◆ **WRITTEN EXERCISE**:
Locate "What does this" in the listing below, then output the line holding it and every line after it, exactly and with nothing else.

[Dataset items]
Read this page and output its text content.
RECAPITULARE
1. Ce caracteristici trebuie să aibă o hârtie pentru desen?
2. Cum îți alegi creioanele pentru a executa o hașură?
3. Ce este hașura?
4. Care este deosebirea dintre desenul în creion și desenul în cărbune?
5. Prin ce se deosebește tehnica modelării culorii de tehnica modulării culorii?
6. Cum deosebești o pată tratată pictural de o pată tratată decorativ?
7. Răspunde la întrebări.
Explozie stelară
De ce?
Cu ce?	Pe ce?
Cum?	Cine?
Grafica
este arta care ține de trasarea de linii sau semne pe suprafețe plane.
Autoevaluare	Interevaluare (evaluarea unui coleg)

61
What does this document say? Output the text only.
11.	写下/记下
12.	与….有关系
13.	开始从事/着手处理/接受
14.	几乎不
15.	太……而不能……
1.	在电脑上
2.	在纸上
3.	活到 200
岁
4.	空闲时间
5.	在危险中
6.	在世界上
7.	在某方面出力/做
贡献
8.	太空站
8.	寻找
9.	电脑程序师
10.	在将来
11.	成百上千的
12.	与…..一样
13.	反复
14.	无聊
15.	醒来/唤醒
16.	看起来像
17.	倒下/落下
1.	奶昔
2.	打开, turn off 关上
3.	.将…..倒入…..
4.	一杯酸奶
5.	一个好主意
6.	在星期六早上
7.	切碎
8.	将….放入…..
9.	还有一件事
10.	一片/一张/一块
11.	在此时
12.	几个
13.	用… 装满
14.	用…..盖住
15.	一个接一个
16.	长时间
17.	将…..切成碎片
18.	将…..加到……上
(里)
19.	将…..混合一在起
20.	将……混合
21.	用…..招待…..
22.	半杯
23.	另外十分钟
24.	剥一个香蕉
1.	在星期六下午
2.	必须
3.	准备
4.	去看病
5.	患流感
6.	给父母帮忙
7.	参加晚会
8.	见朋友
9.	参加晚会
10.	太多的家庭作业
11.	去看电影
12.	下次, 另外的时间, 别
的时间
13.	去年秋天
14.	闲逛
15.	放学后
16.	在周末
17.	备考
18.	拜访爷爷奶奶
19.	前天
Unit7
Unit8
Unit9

◆ **REPLY TO THE TASK**:
What does this document say? Output the text only.
11.	写下/记下
12.	与….有关系
13.	开始从事/着手处理/接受
14.	几乎不
15.	太……而不能……
1.	在电脑上
2.	在纸上
3.	活到 200
岁
4.	空闲时间
5.	在危险中
6.	在世界上
7.	在某方面出力/做
贡献
8.	太空站
8.	寻找
9.	电脑程序师
10.	在将来
11.	成百上千的
12.	与…..一样
13.	反复
14.	无聊
15.	醒来/唤醒
16.	看起来像
17.	倒下/落下
1.	奶昔
2.	打开, turn off 关上
3.	.将…..倒入…..
4.	一杯酸奶
5.	一个好主意
6.	在星期六早上
7.	切碎
8.	将….放入…..
9.	还有一件事
10.	一片/一张/一块
11.	在此时
12.	几个
13.	用… 装满
14.	用…..盖住
15.	一个接一个
16.	长时间
17.	将…..切成碎片
18.	将…..加到……上
(里)
19.	将…..混合一在起
20.	将……混合
21.	用…..招待…..
22.	半杯
23.	另外十分钟
24.	剥一个香蕉
1.	在星期六下午
2.	必须
3.	准备
4.	去看病
5.	患流感
6.	给父母帮忙
7.	参加晚会
8.	见朋友
9.	参加晚会
10.	太多的家庭作业
11.	去看电影
12.	下次, 另外的时间, 别
的时间
13.	去年秋天
14.	闲逛
15.	放学后
16.	在周末
17.	备考
18.	拜访爷爷奶奶
19.	前天
Unit7
Unit8
Unit9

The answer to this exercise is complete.